• **Work required**: Extract every line where the string "JSON" appears.

Start

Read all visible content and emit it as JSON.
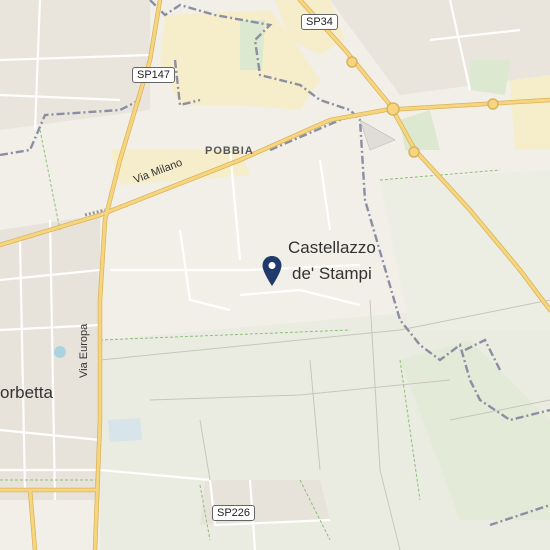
{
  "map": {
    "places": {
      "castellazzo_line1": "Castellazzo",
      "castellazzo_line2": "de' Stampi",
      "pobbia": "POBBIA",
      "corbetta": "orbetta"
    },
    "roads": {
      "via_milano": "Via Milano",
      "via_europa": "Via Europa"
    },
    "shields": {
      "sp34": "SP34",
      "sp147": "SP147",
      "sp226": "SP226"
    },
    "marker": {
      "icon": "map-pin-icon",
      "color": "#1f3a6b"
    },
    "colors": {
      "land": "#f2efe9",
      "field": "#e9eadf",
      "residential": "#e8e4dc",
      "industrial": "#f7eecb",
      "main_road": "#f4c86a",
      "minor_road": "#ffffff",
      "boundary": "#8b8fa3",
      "park": "#dfe9d4"
    }
  }
}
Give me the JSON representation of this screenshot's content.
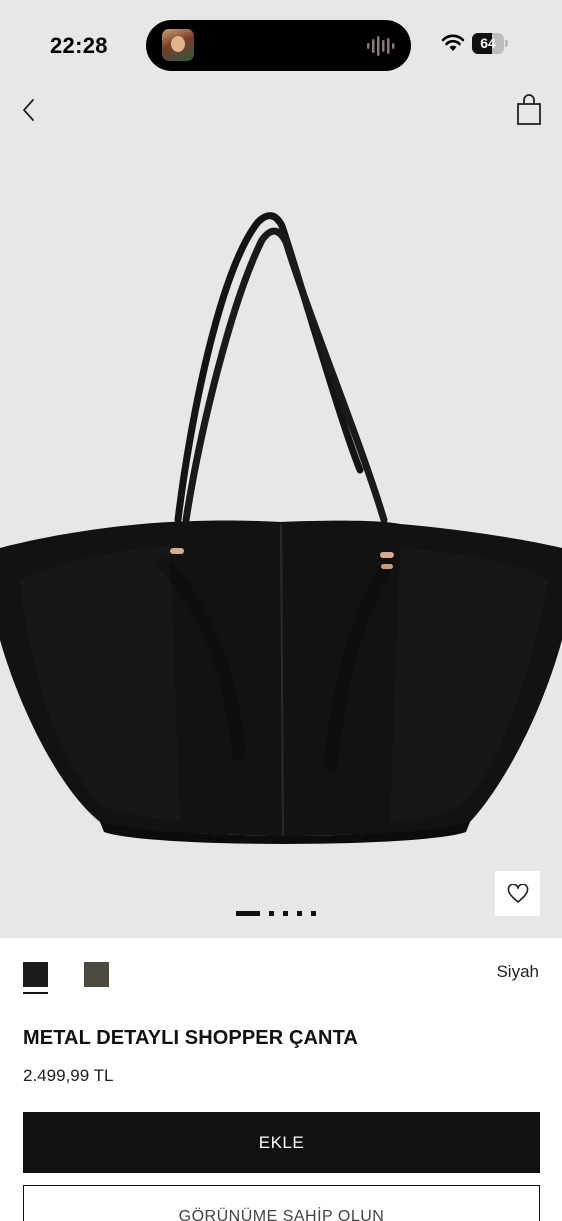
{
  "status_bar": {
    "time": "22:28",
    "battery": "64",
    "battery_level": 0.64
  },
  "nav": {
    "back_icon": "chevron-left-icon",
    "bag_icon": "shopping-bag-icon"
  },
  "gallery": {
    "total_images": 5,
    "active_index": 0,
    "wishlist_icon": "heart-icon"
  },
  "colors": {
    "selected_name": "Siyah",
    "swatches": [
      {
        "hex": "#1b1c1e",
        "selected": true
      },
      {
        "hex": "#4d4840",
        "selected": false
      }
    ]
  },
  "product": {
    "title": "METAL DETAYLI SHOPPER ÇANTA",
    "price": "2.499,99 TL"
  },
  "actions": {
    "add_label": "EKLE",
    "secondary_label": "GÖRÜNÜME SAHİP OLUN"
  }
}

End

• **Task output**:
Read all visible content and emit it as JSON.
Give me the JSON representation of this screenshot's content.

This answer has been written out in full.